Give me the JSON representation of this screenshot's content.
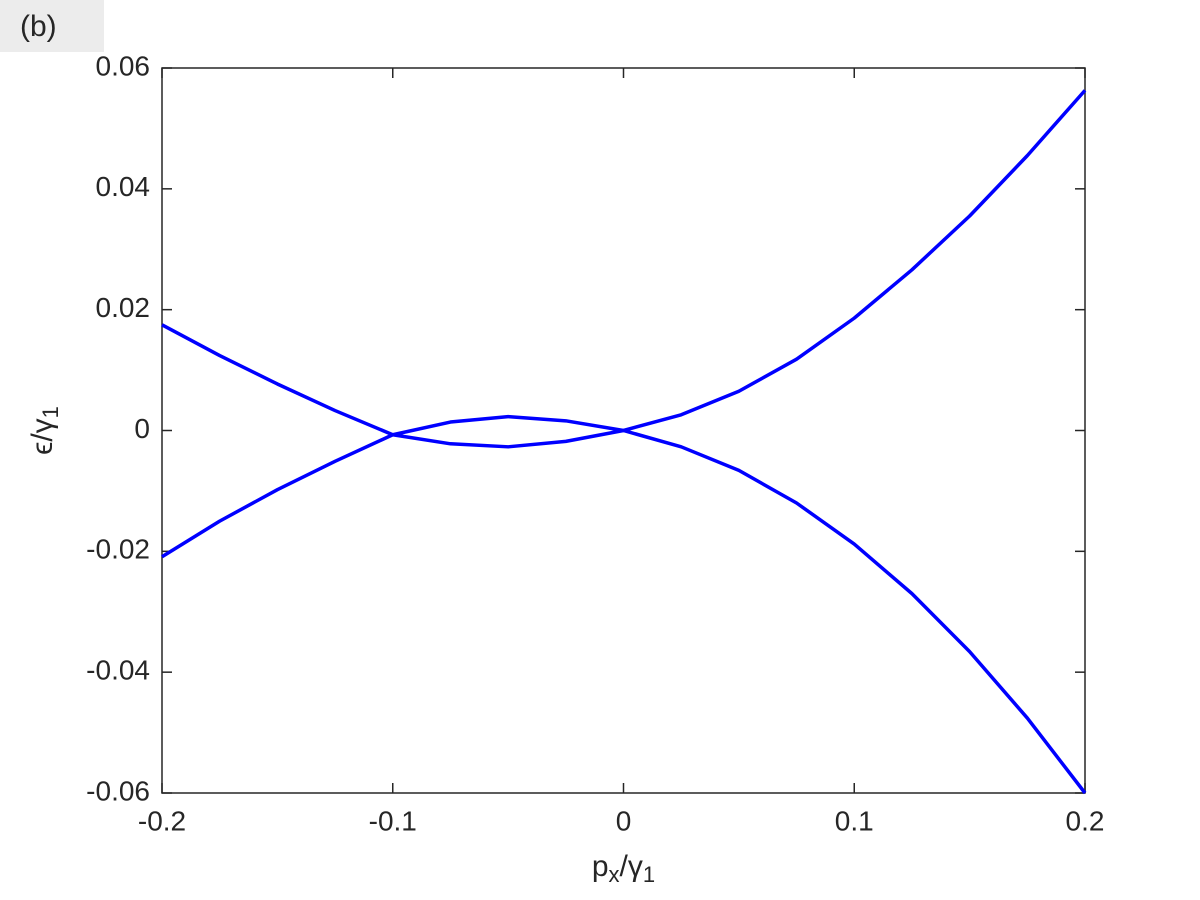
{
  "chart_data": {
    "type": "line",
    "panel_label": "(b)",
    "xlabel_parts": [
      "p",
      "x",
      "/γ",
      "1"
    ],
    "ylabel_parts": [
      "ϵ/γ",
      "1"
    ],
    "x": [
      -0.2,
      -0.175,
      -0.15,
      -0.125,
      -0.1,
      -0.075,
      -0.05,
      -0.025,
      0,
      0.025,
      0.05,
      0.075,
      0.1,
      0.125,
      0.15,
      0.175,
      0.2
    ],
    "series": [
      {
        "color": "#0000ff",
        "values": [
          0.0175,
          0.0124,
          0.0077,
          0.0033,
          -0.0007,
          -0.0022,
          -0.0027,
          -0.0018,
          0,
          0.0026,
          0.0065,
          0.0118,
          0.0186,
          0.0266,
          0.0355,
          0.0455,
          0.0563
        ]
      },
      {
        "color": "#0000ff",
        "values": [
          -0.0209,
          -0.015,
          -0.0098,
          -0.0051,
          -0.0007,
          0.0014,
          0.0023,
          0.0016,
          0,
          -0.0027,
          -0.0066,
          -0.012,
          -0.0188,
          -0.027,
          -0.0366,
          -0.0476,
          -0.06
        ]
      }
    ],
    "xlim": [
      -0.2,
      0.2
    ],
    "xticks": [
      -0.2,
      -0.1,
      0,
      0.1,
      0.2
    ],
    "ylim": [
      -0.06,
      0.06
    ],
    "yticks": [
      -0.06,
      -0.04,
      -0.02,
      0,
      0.02,
      0.04,
      0.06
    ],
    "grid": false
  }
}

──────

Aim of the task> From start to finish, output the listing exactly, but omit its pictures.

Full response>
Give me the JSON representation of this screenshot's content.
{
  "chart_data": {
    "type": "line",
    "panel_label": "(b)",
    "xlabel_parts": [
      "p",
      "x",
      "/γ",
      "1"
    ],
    "ylabel_parts": [
      "ϵ/γ",
      "1"
    ],
    "x": [
      -0.2,
      -0.175,
      -0.15,
      -0.125,
      -0.1,
      -0.075,
      -0.05,
      -0.025,
      0,
      0.025,
      0.05,
      0.075,
      0.1,
      0.125,
      0.15,
      0.175,
      0.2
    ],
    "series": [
      {
        "color": "#0000ff",
        "values": [
          0.0175,
          0.0124,
          0.0077,
          0.0033,
          -0.0007,
          -0.0022,
          -0.0027,
          -0.0018,
          0,
          0.0026,
          0.0065,
          0.0118,
          0.0186,
          0.0266,
          0.0355,
          0.0455,
          0.0563
        ]
      },
      {
        "color": "#0000ff",
        "values": [
          -0.0209,
          -0.015,
          -0.0098,
          -0.0051,
          -0.0007,
          0.0014,
          0.0023,
          0.0016,
          0,
          -0.0027,
          -0.0066,
          -0.012,
          -0.0188,
          -0.027,
          -0.0366,
          -0.0476,
          -0.06
        ]
      }
    ],
    "xlim": [
      -0.2,
      0.2
    ],
    "xticks": [
      -0.2,
      -0.1,
      0,
      0.1,
      0.2
    ],
    "ylim": [
      -0.06,
      0.06
    ],
    "yticks": [
      -0.06,
      -0.04,
      -0.02,
      0,
      0.02,
      0.04,
      0.06
    ],
    "grid": false
  }
}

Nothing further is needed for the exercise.